*** Source records
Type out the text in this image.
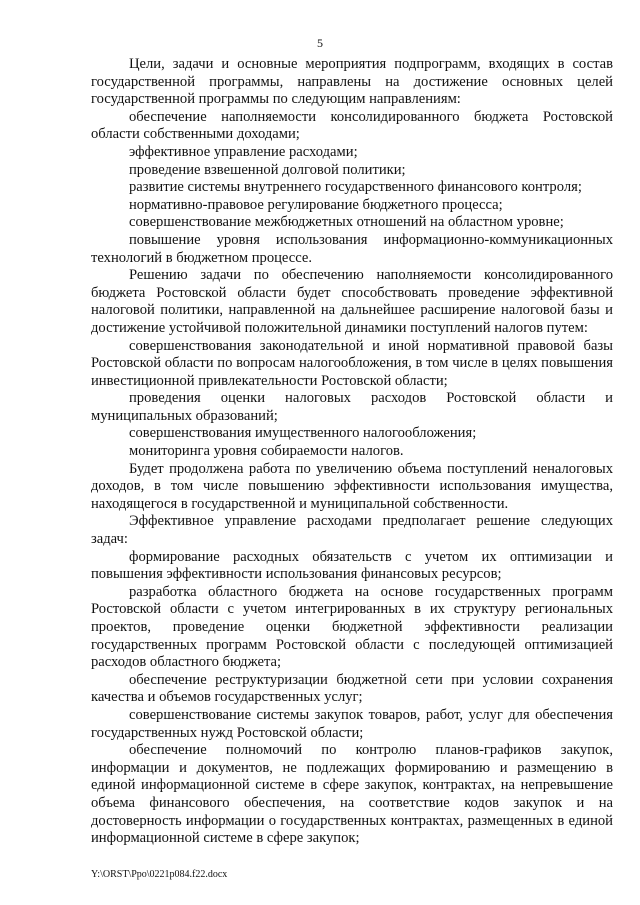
5

Цели, задачи и основные мероприятия подпрограмм, входящих в состав государственной программы, направлены на достижение основных целей государственной программы по следующим направлениям:

обеспечение наполняемости консолидированного бюджета Ростовской области собственными доходами;

эффективное управление расходами;

проведение взвешенной долговой политики;

развитие системы внутреннего государственного финансового контроля;

нормативно-правовое регулирование бюджетного процесса;

совершенствование межбюджетных отношений на областном уровне;

повышение уровня использования информационно-коммуникационных технологий в бюджетном процессе.

Решению задачи по обеспечению наполняемости консолидированного бюджета Ростовской области будет способствовать проведение эффективной налоговой политики, направленной на дальнейшее расширение налоговой базы и достижение устойчивой положительной динамики поступлений налогов путем:

совершенствования законодательной и иной нормативной правовой базы Ростовской области по вопросам налогообложения, в том числе в целях повышения инвестиционной привлекательности Ростовской области;

проведения оценки налоговых расходов Ростовской области и муниципальных образований;

совершенствования имущественного налогообложения;

мониторинга уровня собираемости налогов.

Будет продолжена работа по увеличению объема поступлений неналоговых доходов, в том числе повышению эффективности использования имущества, находящегося в государственной и муниципальной собственности.

Эффективное управление расходами предполагает решение следующих задач:

формирование расходных обязательств с учетом их оптимизации и повышения эффективности использования финансовых ресурсов;

разработка областного бюджета на основе государственных программ Ростовской области с учетом интегрированных в их структуру региональных проектов, проведение оценки бюджетной эффективности реализации государственных программ Ростовской области с последующей оптимизацией расходов областного бюджета;

обеспечение реструктуризации бюджетной сети при условии сохранения качества и объемов государственных услуг;

совершенствование системы закупок товаров, работ, услуг для обеспечения государственных нужд Ростовской области;

обеспечение полномочий по контролю планов-графиков закупок, информации и документов, не подлежащих формированию и размещению в единой информационной системе в сфере закупок, контрактах, на непревышение объема финансового обеспечения, на соответствие кодов закупок и на достоверность информации о государственных контрактах, размещенных в единой информационной системе в сфере закупок;

Y:\ORST\Ppo\0221p084.f22.docx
******
### [Do this]
Leave out the pictures and repeat everything else in the records exactly.

### [Correct output]
Type out the text in this image.
5

Цели, задачи и основные мероприятия подпрограмм, входящих в состав государственной программы, направлены на достижение основных целей государственной программы по следующим направлениям:

обеспечение наполняемости консолидированного бюджета Ростовской области собственными доходами;

эффективное управление расходами;

проведение взвешенной долговой политики;

развитие системы внутреннего государственного финансового контроля;

нормативно-правовое регулирование бюджетного процесса;

совершенствование межбюджетных отношений на областном уровне;

повышение уровня использования информационно-коммуникационных технологий в бюджетном процессе.

Решению задачи по обеспечению наполняемости консолидированного бюджета Ростовской области будет способствовать проведение эффективной налоговой политики, направленной на дальнейшее расширение налоговой базы и достижение устойчивой положительной динамики поступлений налогов путем:

совершенствования законодательной и иной нормативной правовой базы Ростовской области по вопросам налогообложения, в том числе в целях повышения инвестиционной привлекательности Ростовской области;

проведения оценки налоговых расходов Ростовской области и муниципальных образований;

совершенствования имущественного налогообложения;

мониторинга уровня собираемости налогов.

Будет продолжена работа по увеличению объема поступлений неналоговых доходов, в том числе повышению эффективности использования имущества, находящегося в государственной и муниципальной собственности.

Эффективное управление расходами предполагает решение следующих задач:

формирование расходных обязательств с учетом их оптимизации и повышения эффективности использования финансовых ресурсов;

разработка областного бюджета на основе государственных программ Ростовской области с учетом интегрированных в их структуру региональных проектов, проведение оценки бюджетной эффективности реализации государственных программ Ростовской области с последующей оптимизацией расходов областного бюджета;

обеспечение реструктуризации бюджетной сети при условии сохранения качества и объемов государственных услуг;

совершенствование системы закупок товаров, работ, услуг для обеспечения государственных нужд Ростовской области;

обеспечение полномочий по контролю планов-графиков закупок, информации и документов, не подлежащих формированию и размещению в единой информационной системе в сфере закупок, контрактах, на непревышение объема финансового обеспечения, на соответствие кодов закупок и на достоверность информации о государственных контрактах, размещенных в единой информационной системе в сфере закупок;

Y:\ORST\Ppo\0221p084.f22.docx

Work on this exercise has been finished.